(Dataset items)
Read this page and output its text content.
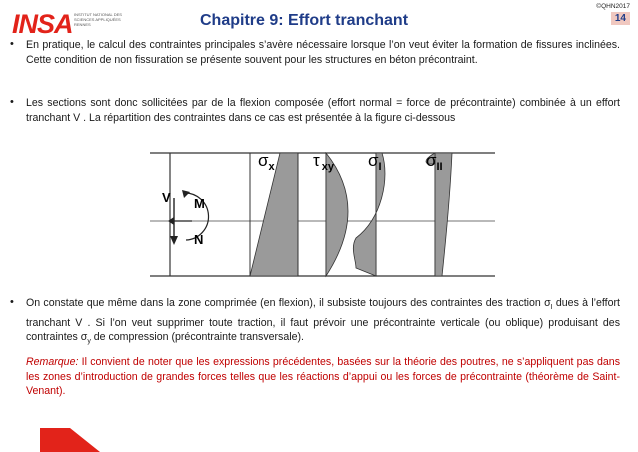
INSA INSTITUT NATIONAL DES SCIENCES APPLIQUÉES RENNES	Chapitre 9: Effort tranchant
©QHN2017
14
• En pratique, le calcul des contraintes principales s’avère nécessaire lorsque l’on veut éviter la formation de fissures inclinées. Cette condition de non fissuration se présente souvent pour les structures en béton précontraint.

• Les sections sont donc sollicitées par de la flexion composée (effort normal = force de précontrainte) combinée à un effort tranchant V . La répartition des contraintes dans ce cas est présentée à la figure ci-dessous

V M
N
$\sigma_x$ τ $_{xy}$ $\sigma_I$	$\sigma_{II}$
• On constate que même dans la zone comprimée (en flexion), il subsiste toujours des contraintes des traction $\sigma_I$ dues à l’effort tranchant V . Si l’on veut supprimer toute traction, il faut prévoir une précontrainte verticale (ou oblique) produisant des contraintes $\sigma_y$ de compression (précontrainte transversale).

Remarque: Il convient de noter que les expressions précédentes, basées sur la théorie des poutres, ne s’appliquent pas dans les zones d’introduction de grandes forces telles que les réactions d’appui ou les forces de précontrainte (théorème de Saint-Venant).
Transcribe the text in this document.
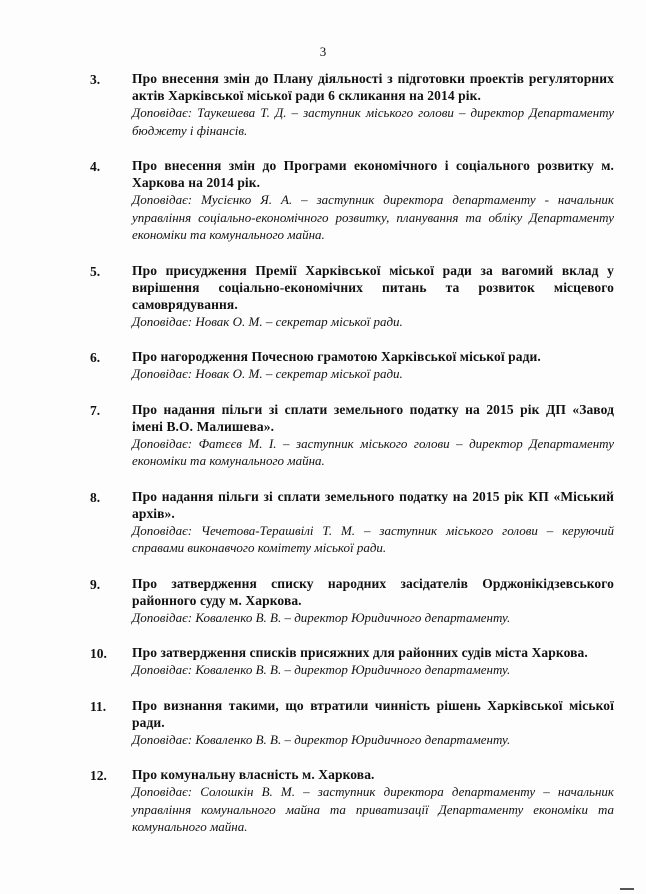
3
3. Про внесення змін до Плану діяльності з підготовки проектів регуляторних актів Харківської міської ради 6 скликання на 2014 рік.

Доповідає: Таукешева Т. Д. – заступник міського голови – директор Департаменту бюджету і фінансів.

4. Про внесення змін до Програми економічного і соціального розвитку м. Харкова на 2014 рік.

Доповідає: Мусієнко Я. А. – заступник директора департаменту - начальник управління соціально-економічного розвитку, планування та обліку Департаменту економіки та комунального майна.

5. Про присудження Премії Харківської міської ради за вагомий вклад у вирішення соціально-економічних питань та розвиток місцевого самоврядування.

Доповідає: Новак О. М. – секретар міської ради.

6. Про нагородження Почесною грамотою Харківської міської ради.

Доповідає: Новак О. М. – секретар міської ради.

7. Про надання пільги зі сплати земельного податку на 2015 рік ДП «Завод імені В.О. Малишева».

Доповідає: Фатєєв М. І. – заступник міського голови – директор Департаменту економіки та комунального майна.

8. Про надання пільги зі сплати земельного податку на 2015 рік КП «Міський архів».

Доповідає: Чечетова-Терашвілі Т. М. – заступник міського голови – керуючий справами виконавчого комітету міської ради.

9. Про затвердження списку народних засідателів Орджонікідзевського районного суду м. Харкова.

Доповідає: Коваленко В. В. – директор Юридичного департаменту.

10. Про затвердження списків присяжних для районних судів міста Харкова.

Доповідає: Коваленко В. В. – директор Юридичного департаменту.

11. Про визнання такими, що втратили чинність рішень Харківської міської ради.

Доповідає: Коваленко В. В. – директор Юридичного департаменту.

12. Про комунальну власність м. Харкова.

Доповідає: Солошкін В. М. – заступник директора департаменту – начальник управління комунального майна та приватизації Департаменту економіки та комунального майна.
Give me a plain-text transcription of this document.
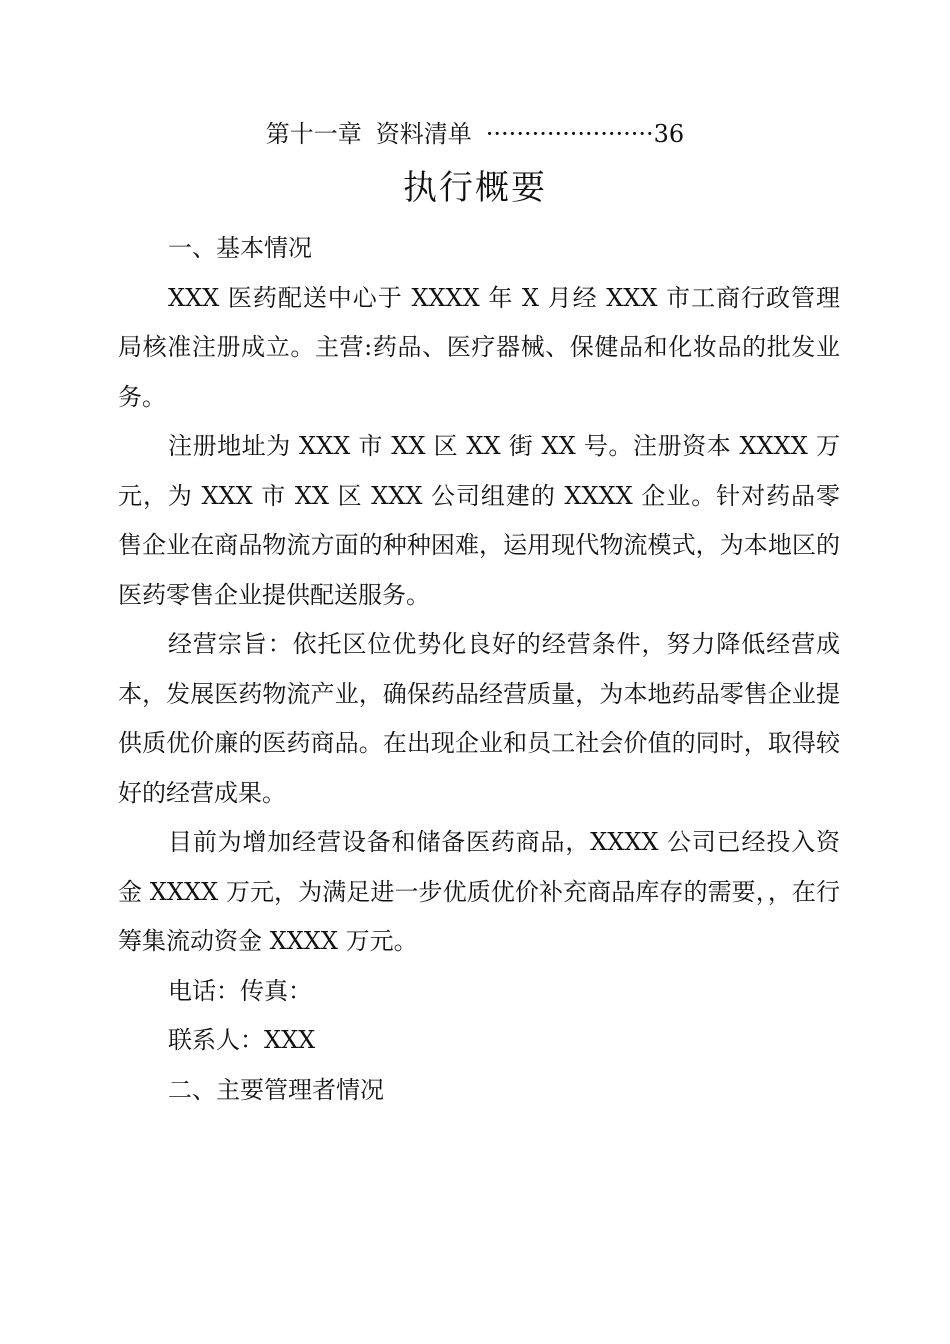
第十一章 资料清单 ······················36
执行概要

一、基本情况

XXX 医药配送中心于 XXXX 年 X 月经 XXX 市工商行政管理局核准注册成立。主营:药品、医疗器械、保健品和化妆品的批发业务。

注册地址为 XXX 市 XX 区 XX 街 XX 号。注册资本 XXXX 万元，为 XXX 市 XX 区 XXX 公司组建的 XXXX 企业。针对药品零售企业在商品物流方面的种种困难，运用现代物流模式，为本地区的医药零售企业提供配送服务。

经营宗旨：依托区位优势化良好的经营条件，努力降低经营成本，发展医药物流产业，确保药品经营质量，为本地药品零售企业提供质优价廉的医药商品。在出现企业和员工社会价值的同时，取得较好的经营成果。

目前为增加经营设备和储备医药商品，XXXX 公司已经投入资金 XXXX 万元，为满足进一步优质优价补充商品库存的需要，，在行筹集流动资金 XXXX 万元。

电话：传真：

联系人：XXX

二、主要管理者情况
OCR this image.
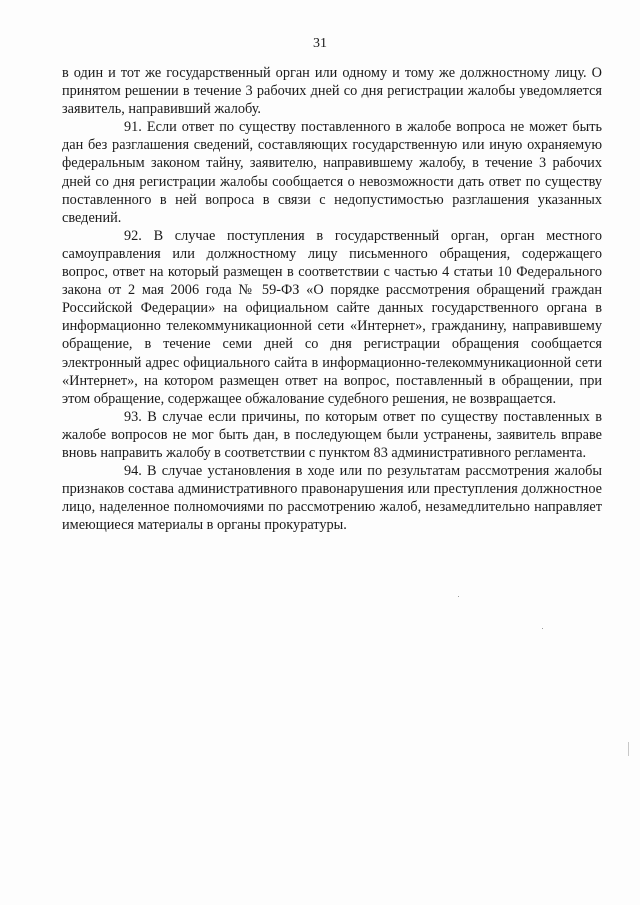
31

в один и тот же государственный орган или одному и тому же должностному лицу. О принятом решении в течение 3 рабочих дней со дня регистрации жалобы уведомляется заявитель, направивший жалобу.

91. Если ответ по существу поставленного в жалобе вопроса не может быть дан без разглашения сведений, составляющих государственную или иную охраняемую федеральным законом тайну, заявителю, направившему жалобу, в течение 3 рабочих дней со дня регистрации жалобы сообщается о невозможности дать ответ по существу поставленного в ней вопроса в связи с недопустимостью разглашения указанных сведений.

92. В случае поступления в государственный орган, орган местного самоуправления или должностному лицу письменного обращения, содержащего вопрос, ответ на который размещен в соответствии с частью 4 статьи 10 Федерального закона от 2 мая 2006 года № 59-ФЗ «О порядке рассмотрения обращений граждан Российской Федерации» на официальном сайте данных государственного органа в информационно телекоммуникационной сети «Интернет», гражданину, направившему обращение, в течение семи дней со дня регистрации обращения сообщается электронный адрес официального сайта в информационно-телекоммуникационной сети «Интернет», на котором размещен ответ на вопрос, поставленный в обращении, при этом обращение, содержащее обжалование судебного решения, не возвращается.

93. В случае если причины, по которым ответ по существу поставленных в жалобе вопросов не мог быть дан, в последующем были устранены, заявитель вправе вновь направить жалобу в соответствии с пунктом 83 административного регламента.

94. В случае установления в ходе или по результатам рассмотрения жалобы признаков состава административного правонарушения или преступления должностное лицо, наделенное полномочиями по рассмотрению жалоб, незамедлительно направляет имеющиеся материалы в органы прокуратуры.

▸ **Exercise aim**: Excluding the pictures, restate the records above word for word.

▸ **Expected output**:
Read this page and output its text content.
INSA INSTITUT NATIONAL DES SCIENCES APPLIQUÉES RENNES	Chapitre 9: Effort tranchant
©QHN2017
14
• En pratique, le calcul des contraintes principales s’avère nécessaire lorsque l’on veut éviter la formation de fissures inclinées. Cette condition de non fissuration se présente souvent pour les structures en béton précontraint.

• Les sections sont donc sollicitées par de la flexion composée (effort normal = force de précontrainte) combinée à un effort tranchant V . La répartition des contraintes dans ce cas est présentée à la figure ci-dessous

V M
N
$\sigma_x$ τ $_{xy}$ $\sigma_I$	$\sigma_{II}$
• On constate que même dans la zone comprimée (en flexion), il subsiste toujours des contraintes des traction $\sigma_I$ dues à l’effort tranchant V . Si l’on veut supprimer toute traction, il faut prévoir une précontrainte verticale (ou oblique) produisant des contraintes $\sigma_y$ de compression (précontrainte transversale).

Remarque: Il convient de noter que les expressions précédentes, basées sur la théorie des poutres, ne s’appliquent pas dans les zones d’introduction de grandes forces telles que les réactions d’appui ou les forces de précontrainte (théorème de Saint-Venant).
Transcribe the text in this document.
3
3. Про внесення змін до Плану діяльності з підготовки проектів регуляторних актів Харківської міської ради 6 скликання на 2014 рік.

Доповідає: Таукешева Т. Д. – заступник міського голови – директор Департаменту бюджету і фінансів.

4. Про внесення змін до Програми економічного і соціального розвитку м. Харкова на 2014 рік.

Доповідає: Мусієнко Я. А. – заступник директора департаменту - начальник управління соціально-економічного розвитку, планування та обліку Департаменту економіки та комунального майна.

5. Про присудження Премії Харківської міської ради за вагомий вклад у вирішення соціально-економічних питань та розвиток місцевого самоврядування.

Доповідає: Новак О. М. – секретар міської ради.

6. Про нагородження Почесною грамотою Харківської міської ради.

Доповідає: Новак О. М. – секретар міської ради.

7. Про надання пільги зі сплати земельного податку на 2015 рік ДП «Завод імені В.О. Малишева».

Доповідає: Фатєєв М. І. – заступник міського голови – директор Департаменту економіки та комунального майна.

8. Про надання пільги зі сплати земельного податку на 2015 рік КП «Міський архів».

Доповідає: Чечетова-Терашвілі Т. М. – заступник міського голови – керуючий справами виконавчого комітету міської ради.

9. Про затвердження списку народних засідателів Орджонікідзевського районного суду м. Харкова.

Доповідає: Коваленко В. В. – директор Юридичного департаменту.

10. Про затвердження списків присяжних для районних судів міста Харкова.

Доповідає: Коваленко В. В. – директор Юридичного департаменту.

11. Про визнання такими, що втратили чинність рішень Харківської міської ради.

Доповідає: Коваленко В. В. – директор Юридичного департаменту.

12. Про комунальну власність м. Харкова.

Доповідає: Солошкін В. М. – заступник директора департаменту – начальник управління комунального майна та приватизації Департаменту економіки та комунального майна.
Give me a plain-text transcription of this document.
第十一章 资料清单 ······················36
执行概要

一、基本情况

XXX 医药配送中心于 XXXX 年 X 月经 XXX 市工商行政管理局核准注册成立。主营:药品、医疗器械、保健品和化妆品的批发业务。

注册地址为 XXX 市 XX 区 XX 街 XX 号。注册资本 XXXX 万元，为 XXX 市 XX 区 XXX 公司组建的 XXXX 企业。针对药品零售企业在商品物流方面的种种困难，运用现代物流模式，为本地区的医药零售企业提供配送服务。

经营宗旨：依托区位优势化良好的经营条件，努力降低经营成本，发展医药物流产业，确保药品经营质量，为本地药品零售企业提供质优价廉的医药商品。在出现企业和员工社会价值的同时，取得较好的经营成果。

目前为增加经营设备和储备医药商品，XXXX 公司已经投入资金 XXXX 万元，为满足进一步优质优价补充商品库存的需要，，在行筹集流动资金 XXXX 万元。

电话：传真：

联系人：XXX

二、主要管理者情况
OCR this image.
31

в один и тот же государственный орган или одному и тому же должностному лицу. О принятом решении в течение 3 рабочих дней со дня регистрации жалобы уведомляется заявитель, направивший жалобу.

91. Если ответ по существу поставленного в жалобе вопроса не может быть дан без разглашения сведений, составляющих государственную или иную охраняемую федеральным законом тайну, заявителю, направившему жалобу, в течение 3 рабочих дней со дня регистрации жалобы сообщается о невозможности дать ответ по существу поставленного в ней вопроса в связи с недопустимостью разглашения указанных сведений.

92. В случае поступления в государственный орган, орган местного самоуправления или должностному лицу письменного обращения, содержащего вопрос, ответ на который размещен в соответствии с частью 4 статьи 10 Федерального закона от 2 мая 2006 года № 59-ФЗ «О порядке рассмотрения обращений граждан Российской Федерации» на официальном сайте данных государственного органа в информационно телекоммуникационной сети «Интернет», гражданину, направившему обращение, в течение семи дней со дня регистрации обращения сообщается электронный адрес официального сайта в информационно-телекоммуникационной сети «Интернет», на котором размещен ответ на вопрос, поставленный в обращении, при этом обращение, содержащее обжалование судебного решения, не возвращается.

93. В случае если причины, по которым ответ по существу поставленных в жалобе вопросов не мог быть дан, в последующем были устранены, заявитель вправе вновь направить жалобу в соответствии с пунктом 83 административного регламента.

94. В случае установления в ходе или по результатам рассмотрения жалобы признаков состава административного правонарушения или преступления должностное лицо, наделенное полномочиями по рассмотрению жалоб, незамедлительно направляет имеющиеся материалы в органы прокуратуры.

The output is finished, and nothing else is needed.